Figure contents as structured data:
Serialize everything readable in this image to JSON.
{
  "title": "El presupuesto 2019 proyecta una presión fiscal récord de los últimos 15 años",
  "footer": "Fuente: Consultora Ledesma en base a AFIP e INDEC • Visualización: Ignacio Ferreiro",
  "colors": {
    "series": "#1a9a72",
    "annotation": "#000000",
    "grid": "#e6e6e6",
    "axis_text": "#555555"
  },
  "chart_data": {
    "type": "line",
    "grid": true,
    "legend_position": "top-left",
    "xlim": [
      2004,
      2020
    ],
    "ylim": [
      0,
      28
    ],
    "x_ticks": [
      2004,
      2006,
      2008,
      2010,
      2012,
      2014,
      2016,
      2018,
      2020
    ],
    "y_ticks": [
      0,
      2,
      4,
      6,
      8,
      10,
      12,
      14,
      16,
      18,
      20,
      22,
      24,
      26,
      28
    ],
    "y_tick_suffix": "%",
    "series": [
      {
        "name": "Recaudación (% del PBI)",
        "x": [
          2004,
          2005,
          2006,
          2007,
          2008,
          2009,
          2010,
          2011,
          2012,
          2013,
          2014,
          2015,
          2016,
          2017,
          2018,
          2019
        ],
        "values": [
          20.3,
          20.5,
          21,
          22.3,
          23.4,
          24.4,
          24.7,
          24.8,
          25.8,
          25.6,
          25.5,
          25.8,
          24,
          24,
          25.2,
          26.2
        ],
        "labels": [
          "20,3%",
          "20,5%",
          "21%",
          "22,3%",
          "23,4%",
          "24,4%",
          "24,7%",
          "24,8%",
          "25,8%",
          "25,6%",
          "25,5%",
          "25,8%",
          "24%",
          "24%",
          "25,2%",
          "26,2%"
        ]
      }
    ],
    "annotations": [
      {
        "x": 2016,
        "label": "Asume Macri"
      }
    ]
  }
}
==
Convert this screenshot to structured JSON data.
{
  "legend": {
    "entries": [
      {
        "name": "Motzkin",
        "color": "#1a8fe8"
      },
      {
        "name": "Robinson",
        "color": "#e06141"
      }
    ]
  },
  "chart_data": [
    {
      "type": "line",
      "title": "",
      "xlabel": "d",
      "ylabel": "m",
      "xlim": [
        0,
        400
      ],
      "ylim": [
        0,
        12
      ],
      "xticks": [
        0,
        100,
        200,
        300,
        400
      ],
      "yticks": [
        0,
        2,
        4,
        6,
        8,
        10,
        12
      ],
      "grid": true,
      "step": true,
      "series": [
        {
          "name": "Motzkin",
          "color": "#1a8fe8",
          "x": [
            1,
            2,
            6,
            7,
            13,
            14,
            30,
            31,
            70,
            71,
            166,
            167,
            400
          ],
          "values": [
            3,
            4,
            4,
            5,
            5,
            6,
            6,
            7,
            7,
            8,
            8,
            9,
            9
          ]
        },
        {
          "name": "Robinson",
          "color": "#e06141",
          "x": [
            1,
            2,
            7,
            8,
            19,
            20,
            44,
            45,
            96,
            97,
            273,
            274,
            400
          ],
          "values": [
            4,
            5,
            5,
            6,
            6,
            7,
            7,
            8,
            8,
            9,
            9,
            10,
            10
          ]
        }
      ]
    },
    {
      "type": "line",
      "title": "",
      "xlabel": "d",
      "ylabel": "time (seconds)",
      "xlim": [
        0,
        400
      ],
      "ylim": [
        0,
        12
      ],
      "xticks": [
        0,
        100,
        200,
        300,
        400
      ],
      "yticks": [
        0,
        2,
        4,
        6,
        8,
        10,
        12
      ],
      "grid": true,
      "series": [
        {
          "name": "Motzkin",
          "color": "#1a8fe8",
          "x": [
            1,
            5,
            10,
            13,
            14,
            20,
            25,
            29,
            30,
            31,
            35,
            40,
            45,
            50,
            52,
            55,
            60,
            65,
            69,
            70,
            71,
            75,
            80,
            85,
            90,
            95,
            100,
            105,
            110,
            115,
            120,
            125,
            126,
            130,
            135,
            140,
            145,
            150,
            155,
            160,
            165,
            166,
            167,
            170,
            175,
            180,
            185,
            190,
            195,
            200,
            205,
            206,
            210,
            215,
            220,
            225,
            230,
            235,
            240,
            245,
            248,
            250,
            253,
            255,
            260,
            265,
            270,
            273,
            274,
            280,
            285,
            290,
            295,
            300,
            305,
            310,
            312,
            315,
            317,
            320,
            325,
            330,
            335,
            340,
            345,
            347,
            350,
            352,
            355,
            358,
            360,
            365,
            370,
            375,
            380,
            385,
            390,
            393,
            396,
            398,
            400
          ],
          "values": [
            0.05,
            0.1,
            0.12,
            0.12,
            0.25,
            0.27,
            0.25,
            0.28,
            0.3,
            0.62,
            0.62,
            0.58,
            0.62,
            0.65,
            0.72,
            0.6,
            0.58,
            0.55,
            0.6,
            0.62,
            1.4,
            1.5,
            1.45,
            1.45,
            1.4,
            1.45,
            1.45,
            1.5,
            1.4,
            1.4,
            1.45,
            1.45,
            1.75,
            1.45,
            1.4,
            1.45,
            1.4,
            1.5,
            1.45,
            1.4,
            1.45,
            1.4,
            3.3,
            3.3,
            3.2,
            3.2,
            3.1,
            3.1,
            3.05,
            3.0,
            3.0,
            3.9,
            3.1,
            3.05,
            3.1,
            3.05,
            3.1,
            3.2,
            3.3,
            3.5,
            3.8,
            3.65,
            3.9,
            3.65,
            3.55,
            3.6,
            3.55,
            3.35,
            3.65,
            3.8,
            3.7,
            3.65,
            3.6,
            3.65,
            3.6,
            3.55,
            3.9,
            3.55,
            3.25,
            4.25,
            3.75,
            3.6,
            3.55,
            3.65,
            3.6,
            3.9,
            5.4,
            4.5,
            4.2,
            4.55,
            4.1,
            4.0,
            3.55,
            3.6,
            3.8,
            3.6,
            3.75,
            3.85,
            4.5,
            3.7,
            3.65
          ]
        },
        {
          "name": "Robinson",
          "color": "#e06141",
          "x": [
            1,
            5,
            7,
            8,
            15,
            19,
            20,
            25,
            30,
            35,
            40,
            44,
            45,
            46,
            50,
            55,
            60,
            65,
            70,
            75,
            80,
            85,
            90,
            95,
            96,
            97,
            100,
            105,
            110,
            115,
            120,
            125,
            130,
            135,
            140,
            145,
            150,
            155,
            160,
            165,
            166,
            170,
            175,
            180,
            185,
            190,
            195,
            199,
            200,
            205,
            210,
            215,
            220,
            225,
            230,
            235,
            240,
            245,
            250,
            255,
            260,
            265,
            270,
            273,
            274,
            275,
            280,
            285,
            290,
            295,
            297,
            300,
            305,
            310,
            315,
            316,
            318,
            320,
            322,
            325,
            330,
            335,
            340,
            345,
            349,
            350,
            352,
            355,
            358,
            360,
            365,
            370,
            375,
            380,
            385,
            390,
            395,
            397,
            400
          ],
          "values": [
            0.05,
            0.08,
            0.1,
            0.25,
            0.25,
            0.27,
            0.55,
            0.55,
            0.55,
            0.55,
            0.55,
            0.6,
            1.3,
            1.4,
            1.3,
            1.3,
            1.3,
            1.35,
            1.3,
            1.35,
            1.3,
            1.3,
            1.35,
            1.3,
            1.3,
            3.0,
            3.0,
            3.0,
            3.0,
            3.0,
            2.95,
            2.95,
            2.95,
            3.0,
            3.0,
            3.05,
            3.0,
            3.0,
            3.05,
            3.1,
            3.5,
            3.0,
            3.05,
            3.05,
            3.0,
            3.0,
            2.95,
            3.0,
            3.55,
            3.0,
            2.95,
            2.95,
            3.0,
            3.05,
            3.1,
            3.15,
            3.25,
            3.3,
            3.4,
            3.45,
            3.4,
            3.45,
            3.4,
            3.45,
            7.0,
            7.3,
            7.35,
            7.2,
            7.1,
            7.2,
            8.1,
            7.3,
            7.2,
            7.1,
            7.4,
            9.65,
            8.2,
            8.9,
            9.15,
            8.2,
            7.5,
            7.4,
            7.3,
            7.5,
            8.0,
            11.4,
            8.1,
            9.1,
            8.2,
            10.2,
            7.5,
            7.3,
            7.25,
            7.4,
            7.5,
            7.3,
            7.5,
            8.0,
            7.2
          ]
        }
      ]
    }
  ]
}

_GOAL OF THE EXERCISE_
Which lines above contain "series"? Show each of them.

_FULL OUTPUT_
    "series": "#1a9a72",
    "series": [
      "series": [
      "series": [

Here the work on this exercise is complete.